_WRITTEN EXERCISE_. Copy out the lines that include the word "next".

_RECORDS PROVIDED_.
* Begin *
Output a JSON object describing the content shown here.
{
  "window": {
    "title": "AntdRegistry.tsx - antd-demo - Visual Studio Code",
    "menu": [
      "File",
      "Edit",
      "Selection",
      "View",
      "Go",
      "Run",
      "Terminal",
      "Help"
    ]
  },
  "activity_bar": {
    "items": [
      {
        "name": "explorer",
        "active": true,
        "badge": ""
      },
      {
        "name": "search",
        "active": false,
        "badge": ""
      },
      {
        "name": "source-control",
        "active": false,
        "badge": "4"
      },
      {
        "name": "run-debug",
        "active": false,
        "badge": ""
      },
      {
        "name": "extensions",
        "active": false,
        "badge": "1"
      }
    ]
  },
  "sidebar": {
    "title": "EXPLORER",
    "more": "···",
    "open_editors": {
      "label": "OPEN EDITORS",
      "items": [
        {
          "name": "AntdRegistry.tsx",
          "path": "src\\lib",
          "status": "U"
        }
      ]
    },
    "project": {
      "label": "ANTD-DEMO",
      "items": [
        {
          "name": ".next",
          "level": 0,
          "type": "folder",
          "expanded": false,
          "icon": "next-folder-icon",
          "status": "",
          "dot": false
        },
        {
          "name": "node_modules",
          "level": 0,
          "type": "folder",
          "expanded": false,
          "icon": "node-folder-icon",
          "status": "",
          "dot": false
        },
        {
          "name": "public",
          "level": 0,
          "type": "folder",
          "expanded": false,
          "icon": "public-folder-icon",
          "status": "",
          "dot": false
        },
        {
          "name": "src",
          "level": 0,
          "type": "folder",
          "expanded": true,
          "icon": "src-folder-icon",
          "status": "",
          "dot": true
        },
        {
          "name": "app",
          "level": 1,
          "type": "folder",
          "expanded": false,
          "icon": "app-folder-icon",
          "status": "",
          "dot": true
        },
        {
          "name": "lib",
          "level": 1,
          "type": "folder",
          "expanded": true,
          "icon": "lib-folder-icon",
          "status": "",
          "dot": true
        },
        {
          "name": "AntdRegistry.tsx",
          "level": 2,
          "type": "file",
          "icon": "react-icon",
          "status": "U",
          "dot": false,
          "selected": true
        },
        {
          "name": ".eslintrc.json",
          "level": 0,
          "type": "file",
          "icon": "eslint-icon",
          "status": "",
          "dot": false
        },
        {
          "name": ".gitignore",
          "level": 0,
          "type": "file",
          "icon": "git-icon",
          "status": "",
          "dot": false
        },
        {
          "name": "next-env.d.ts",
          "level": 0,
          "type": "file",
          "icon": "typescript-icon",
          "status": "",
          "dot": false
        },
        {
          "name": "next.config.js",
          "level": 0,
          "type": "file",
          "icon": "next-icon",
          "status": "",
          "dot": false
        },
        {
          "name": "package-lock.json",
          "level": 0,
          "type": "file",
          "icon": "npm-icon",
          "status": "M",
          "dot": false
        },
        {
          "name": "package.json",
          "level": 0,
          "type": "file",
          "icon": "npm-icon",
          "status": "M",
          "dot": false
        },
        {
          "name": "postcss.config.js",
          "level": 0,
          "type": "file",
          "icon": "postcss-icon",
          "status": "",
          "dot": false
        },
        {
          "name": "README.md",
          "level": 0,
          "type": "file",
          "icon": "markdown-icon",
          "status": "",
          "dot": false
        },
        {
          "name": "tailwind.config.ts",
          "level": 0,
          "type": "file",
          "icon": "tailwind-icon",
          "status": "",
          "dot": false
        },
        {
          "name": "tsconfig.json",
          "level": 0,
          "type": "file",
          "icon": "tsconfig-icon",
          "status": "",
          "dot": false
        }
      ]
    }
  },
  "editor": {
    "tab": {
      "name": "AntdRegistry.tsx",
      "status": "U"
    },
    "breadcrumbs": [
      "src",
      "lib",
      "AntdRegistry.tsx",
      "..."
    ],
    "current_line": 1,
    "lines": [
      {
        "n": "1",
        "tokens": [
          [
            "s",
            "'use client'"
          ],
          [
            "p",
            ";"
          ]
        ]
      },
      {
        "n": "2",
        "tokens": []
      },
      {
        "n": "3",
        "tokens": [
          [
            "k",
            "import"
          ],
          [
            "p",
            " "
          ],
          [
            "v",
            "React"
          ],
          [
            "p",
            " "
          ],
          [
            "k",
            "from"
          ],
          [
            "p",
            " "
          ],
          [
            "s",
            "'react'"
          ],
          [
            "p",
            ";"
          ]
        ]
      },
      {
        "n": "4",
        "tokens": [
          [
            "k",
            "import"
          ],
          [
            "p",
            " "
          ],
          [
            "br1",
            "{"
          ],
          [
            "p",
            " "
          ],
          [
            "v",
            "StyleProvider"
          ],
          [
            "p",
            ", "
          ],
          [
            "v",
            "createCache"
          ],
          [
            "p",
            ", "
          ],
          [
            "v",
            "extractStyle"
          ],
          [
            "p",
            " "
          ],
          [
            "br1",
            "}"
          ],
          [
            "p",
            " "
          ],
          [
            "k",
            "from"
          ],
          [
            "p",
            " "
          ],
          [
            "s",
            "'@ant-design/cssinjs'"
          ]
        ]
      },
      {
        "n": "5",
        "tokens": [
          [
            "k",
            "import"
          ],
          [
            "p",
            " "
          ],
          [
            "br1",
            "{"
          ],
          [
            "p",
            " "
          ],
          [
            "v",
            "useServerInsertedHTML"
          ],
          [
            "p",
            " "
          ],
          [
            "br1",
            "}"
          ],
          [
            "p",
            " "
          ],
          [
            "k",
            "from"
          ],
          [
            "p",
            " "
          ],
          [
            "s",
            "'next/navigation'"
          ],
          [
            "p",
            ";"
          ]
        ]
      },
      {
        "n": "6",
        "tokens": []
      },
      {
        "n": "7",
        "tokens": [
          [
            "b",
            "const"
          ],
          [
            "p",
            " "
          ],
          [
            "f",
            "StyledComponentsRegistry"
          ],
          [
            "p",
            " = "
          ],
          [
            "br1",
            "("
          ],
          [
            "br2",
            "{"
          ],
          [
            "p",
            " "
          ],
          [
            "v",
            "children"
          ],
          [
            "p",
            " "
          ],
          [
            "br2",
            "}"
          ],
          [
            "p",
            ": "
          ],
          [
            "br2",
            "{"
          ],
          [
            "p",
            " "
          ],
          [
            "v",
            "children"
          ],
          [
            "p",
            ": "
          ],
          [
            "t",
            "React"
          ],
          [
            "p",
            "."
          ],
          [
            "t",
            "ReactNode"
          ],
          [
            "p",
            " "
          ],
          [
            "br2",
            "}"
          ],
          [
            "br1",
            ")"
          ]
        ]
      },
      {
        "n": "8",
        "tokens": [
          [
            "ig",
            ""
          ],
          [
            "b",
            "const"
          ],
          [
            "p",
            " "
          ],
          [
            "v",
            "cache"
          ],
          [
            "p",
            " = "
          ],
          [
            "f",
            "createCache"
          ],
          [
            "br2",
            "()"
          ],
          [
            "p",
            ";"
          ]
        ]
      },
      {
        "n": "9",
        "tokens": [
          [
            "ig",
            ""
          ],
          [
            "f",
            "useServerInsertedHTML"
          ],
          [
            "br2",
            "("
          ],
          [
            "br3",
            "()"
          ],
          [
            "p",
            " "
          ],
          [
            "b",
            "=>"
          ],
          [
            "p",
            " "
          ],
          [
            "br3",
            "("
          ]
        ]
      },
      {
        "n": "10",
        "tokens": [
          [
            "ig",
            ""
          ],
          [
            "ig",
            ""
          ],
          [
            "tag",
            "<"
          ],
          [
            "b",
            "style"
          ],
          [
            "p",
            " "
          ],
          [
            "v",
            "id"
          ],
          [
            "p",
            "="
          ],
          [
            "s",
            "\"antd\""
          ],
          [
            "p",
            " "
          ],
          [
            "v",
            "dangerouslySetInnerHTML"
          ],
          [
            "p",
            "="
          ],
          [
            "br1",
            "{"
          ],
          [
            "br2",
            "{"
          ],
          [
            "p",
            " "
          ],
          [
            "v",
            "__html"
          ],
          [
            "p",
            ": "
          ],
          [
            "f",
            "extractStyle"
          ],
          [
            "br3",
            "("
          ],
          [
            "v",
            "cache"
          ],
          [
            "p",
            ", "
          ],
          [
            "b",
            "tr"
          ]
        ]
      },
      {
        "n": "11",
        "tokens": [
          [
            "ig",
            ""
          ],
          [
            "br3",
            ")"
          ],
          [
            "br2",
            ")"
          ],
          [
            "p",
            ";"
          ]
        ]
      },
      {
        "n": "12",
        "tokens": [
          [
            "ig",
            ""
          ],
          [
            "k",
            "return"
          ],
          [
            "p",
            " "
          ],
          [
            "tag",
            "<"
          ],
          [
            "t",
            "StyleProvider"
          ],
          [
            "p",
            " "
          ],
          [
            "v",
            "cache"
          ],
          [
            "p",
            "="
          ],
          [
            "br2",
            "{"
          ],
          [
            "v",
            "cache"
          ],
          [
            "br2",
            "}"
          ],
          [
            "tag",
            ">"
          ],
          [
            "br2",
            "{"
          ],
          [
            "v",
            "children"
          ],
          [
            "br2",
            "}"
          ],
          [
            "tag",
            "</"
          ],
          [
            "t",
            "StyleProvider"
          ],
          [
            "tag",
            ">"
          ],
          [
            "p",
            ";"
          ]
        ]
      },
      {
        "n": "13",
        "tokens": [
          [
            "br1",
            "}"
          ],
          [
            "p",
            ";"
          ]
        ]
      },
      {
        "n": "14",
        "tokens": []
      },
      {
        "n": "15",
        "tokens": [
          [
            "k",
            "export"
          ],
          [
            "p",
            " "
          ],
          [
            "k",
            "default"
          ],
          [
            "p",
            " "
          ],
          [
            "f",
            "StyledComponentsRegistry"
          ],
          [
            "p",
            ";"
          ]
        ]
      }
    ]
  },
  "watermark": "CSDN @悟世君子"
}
* End *
_RESULT_.
          "name": ".next",
          "icon": "next-folder-icon",
          "name": "next-env.d.ts",
          "name": "next.config.js",
          "icon": "next-icon",
            "'next/navigation'"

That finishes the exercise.